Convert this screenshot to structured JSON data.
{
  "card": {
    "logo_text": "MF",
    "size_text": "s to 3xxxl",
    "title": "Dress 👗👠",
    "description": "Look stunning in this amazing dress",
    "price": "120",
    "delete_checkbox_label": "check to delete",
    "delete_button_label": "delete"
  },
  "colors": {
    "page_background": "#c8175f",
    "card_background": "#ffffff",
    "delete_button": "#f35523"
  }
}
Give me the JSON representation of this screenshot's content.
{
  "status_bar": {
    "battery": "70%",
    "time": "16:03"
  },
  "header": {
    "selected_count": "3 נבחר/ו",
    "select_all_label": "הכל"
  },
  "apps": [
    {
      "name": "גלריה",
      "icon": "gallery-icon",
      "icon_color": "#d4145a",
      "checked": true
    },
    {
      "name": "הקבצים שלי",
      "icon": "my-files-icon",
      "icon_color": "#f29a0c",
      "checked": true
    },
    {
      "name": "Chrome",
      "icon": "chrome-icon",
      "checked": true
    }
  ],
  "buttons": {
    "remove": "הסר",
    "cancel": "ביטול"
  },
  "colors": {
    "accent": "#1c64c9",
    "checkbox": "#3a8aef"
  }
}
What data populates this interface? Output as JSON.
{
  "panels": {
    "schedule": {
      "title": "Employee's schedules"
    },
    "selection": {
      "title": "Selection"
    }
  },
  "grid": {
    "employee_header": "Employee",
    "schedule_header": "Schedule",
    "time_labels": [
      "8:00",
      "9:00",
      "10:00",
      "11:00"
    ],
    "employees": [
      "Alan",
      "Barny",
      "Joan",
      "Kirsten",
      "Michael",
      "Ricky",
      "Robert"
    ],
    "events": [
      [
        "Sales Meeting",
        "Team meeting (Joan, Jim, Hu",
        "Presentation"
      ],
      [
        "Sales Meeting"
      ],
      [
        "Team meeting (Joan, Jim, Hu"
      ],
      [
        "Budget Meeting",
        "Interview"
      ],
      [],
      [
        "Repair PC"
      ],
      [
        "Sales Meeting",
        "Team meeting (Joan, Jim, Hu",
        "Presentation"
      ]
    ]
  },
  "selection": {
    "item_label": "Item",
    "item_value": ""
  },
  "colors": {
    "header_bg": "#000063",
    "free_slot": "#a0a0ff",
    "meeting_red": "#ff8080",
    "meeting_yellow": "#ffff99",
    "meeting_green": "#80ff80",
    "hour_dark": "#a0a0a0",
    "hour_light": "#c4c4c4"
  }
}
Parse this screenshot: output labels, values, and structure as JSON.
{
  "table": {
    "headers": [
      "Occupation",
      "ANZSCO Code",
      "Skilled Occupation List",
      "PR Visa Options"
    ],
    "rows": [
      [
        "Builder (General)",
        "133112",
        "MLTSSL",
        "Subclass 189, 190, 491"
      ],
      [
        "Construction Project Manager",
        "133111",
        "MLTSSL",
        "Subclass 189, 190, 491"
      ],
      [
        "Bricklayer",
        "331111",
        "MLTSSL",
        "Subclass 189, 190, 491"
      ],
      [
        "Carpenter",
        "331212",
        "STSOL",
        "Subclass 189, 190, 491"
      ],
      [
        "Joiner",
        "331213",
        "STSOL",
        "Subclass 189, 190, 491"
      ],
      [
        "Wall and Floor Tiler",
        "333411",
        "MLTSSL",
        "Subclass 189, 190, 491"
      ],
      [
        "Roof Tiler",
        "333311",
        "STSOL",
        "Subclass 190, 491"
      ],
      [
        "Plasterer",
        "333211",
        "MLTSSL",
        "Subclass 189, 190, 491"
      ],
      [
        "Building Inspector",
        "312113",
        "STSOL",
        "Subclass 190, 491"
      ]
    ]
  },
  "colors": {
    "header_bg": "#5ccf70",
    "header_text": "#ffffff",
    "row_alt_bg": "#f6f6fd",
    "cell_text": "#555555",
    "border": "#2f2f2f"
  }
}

------------

Tally the lines above that contain the word "this", and reply with only the number.

• _Completed exercise_: 5